[start ENTRIES PROVIDED]
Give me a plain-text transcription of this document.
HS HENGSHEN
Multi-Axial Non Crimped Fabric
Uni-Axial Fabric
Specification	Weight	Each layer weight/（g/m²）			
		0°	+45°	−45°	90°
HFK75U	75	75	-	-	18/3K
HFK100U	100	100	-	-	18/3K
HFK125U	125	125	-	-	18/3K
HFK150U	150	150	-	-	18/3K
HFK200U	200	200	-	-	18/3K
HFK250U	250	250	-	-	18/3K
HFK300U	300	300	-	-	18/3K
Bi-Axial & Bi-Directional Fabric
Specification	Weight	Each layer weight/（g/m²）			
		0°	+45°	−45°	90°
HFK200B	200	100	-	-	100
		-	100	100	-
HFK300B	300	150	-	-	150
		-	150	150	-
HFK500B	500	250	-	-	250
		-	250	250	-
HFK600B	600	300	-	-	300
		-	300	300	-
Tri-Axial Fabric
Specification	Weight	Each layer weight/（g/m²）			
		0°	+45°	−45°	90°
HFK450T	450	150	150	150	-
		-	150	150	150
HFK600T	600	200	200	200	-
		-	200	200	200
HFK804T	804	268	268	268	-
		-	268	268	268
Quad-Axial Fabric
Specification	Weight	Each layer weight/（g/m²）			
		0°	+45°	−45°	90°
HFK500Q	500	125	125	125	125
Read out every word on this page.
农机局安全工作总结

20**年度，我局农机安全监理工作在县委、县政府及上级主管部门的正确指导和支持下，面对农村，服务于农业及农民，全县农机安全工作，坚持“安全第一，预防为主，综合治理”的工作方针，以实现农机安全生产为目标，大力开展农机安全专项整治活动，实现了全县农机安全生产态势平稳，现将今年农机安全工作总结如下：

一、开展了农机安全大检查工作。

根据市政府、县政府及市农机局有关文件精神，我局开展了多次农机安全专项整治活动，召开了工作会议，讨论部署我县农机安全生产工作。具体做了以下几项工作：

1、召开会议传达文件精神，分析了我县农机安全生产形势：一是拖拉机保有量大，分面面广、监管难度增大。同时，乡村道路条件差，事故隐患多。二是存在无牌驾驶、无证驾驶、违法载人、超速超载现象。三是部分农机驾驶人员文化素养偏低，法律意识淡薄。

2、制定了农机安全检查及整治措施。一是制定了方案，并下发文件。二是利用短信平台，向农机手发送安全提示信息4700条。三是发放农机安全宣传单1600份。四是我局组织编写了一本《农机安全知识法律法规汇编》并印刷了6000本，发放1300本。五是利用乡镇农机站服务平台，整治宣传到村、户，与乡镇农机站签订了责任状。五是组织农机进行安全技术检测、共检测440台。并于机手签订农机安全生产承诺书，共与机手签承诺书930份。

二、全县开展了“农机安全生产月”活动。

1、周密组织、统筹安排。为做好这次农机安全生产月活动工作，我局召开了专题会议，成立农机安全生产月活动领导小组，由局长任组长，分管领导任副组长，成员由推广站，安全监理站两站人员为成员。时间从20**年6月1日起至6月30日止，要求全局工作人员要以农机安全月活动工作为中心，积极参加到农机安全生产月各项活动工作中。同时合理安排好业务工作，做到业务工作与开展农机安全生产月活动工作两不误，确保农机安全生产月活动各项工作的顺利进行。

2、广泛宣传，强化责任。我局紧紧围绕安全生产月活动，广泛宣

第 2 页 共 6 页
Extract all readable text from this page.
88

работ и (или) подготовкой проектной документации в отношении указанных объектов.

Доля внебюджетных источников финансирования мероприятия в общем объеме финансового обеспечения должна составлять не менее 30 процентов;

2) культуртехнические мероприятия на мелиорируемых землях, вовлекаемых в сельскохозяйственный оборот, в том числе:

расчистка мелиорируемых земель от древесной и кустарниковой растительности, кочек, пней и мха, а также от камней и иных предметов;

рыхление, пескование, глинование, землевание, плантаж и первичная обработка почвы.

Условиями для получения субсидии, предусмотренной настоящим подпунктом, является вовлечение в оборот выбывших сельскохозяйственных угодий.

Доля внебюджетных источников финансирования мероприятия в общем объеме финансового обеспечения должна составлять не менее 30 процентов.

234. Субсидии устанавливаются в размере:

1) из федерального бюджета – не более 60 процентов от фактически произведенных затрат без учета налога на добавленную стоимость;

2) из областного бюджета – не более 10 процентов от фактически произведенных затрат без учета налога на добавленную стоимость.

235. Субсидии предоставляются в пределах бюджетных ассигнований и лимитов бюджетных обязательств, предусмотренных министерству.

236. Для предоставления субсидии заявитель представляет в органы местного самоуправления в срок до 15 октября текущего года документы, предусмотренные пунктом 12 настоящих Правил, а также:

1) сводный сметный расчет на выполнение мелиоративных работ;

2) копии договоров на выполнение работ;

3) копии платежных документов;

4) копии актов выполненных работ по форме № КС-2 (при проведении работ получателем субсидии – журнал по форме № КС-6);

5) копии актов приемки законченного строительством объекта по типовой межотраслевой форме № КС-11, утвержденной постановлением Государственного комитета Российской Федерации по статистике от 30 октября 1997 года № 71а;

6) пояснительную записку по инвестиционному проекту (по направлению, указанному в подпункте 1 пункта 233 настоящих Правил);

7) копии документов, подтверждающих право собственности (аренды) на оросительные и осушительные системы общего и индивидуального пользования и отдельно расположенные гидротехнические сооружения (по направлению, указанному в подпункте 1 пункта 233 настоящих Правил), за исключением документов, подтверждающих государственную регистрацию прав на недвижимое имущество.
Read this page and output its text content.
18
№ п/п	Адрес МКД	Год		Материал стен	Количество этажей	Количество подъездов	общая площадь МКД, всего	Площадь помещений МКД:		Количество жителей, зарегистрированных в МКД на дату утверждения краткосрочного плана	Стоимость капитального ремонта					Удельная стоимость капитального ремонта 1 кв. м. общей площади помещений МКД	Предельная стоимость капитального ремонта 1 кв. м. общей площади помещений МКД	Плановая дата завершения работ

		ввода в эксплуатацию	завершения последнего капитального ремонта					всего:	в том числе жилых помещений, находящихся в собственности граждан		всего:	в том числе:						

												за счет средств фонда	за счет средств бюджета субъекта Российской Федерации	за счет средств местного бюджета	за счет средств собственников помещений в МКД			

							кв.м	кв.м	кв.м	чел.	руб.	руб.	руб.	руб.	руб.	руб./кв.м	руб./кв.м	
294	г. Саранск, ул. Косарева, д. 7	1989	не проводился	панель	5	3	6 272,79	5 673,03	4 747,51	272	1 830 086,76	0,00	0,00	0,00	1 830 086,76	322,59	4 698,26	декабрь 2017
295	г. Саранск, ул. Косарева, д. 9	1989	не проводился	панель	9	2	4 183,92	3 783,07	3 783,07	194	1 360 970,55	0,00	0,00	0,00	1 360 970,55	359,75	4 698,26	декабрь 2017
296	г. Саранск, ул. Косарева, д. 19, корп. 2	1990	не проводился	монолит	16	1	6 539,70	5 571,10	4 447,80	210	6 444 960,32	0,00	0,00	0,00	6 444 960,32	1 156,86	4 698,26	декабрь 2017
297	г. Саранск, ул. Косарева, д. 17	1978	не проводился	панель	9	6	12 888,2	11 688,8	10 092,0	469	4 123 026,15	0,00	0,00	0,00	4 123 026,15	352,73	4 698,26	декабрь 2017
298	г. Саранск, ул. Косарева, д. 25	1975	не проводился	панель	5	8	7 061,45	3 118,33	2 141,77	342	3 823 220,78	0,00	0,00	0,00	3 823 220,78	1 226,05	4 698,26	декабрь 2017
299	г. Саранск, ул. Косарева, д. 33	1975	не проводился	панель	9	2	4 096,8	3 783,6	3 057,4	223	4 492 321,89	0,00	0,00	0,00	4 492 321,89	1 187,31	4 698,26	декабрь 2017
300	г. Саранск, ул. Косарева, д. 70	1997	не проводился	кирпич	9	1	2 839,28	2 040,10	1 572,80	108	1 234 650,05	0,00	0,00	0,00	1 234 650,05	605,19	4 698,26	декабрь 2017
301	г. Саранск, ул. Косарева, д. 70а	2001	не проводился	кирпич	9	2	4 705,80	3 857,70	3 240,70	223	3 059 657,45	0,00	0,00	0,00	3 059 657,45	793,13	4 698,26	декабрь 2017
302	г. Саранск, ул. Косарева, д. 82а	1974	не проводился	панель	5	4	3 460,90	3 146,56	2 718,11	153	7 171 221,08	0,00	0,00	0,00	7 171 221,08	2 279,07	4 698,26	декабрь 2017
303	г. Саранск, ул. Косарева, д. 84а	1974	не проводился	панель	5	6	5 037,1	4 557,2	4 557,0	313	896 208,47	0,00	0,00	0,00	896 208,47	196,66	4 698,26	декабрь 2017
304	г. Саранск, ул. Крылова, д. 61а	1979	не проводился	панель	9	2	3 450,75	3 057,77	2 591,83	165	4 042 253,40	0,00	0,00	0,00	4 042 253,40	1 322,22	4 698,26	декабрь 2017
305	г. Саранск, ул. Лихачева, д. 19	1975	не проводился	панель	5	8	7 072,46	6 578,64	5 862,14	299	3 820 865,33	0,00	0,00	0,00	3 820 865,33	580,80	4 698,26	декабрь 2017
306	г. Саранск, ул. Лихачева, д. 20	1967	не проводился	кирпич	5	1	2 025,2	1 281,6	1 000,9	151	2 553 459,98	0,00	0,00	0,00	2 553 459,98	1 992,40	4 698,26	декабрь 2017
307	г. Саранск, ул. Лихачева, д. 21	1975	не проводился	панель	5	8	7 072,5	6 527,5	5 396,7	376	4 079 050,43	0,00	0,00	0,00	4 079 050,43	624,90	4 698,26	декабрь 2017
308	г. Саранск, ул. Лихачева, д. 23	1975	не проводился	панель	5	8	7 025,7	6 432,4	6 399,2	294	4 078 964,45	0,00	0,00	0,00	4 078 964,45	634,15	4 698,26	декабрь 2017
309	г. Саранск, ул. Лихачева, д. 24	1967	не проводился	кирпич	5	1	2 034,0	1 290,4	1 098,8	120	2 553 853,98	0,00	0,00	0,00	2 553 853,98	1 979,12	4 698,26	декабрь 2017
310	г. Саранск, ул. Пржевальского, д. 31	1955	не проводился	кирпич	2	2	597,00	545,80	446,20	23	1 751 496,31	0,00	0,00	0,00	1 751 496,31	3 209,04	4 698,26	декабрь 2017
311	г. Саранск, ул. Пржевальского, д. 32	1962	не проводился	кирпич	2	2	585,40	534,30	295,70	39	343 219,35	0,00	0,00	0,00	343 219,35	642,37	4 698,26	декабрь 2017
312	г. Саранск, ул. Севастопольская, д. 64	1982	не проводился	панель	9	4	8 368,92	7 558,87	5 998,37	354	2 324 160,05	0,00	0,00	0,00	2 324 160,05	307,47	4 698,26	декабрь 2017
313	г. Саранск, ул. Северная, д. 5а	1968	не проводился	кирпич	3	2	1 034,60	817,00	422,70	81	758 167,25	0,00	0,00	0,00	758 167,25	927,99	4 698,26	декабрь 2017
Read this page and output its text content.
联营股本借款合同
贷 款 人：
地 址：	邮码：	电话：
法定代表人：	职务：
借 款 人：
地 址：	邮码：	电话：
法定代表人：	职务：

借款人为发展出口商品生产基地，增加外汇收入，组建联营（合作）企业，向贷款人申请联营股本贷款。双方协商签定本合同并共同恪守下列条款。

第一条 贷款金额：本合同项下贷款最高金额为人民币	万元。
[end ENTRIES PROVIDED]
## [AIM]
Gather all lines from the records above in which "обеспечения" appears.

## [EXERCISE ANSWER]
Доля внебюджетных источников финансирования мероприятия в общем объеме финансового обеспечения должна составлять не менее 30 процентов;
Доля внебюджетных источников финансирования мероприятия в общем объеме финансового обеспечения должна составлять не менее 30 процентов.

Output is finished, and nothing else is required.